YOUR OBJECTIVE
Copy every line of the listing that holds the string "você".

RECORDS FOR PROCESSING
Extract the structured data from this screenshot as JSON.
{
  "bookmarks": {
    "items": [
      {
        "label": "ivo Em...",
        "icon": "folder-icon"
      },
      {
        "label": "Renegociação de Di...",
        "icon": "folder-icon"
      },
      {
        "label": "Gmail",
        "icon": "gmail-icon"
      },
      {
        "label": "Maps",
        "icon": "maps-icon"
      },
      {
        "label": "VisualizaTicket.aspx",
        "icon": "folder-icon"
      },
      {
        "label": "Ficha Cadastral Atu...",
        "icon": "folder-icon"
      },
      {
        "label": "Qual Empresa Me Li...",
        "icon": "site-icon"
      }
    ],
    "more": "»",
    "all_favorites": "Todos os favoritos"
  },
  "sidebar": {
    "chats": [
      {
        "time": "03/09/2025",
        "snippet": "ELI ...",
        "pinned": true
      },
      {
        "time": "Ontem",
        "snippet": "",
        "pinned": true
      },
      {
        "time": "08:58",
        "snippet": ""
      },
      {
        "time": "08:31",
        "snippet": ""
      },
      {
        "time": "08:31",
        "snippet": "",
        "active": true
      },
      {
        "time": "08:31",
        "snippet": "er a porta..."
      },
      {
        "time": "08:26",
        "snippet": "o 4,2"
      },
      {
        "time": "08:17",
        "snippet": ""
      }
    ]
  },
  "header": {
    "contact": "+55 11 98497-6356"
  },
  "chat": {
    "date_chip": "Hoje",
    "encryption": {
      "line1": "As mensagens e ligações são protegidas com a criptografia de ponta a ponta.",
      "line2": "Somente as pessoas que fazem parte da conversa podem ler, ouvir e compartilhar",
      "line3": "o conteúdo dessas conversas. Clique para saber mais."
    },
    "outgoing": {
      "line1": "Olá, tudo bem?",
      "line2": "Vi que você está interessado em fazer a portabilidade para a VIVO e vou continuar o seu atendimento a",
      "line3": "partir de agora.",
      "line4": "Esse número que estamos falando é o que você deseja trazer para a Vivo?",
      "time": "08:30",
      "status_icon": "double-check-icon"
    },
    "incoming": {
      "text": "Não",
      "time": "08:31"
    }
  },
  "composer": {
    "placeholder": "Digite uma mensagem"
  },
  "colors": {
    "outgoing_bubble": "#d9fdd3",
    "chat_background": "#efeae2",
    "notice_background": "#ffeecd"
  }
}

RESPONSE
      "line2": "Vi que você está interessado em fazer a portabilidade para a VIVO e vou continuar o seu atendimento a",
      "line4": "Esse número que estamos falando é o que você deseja trazer para a Vivo?",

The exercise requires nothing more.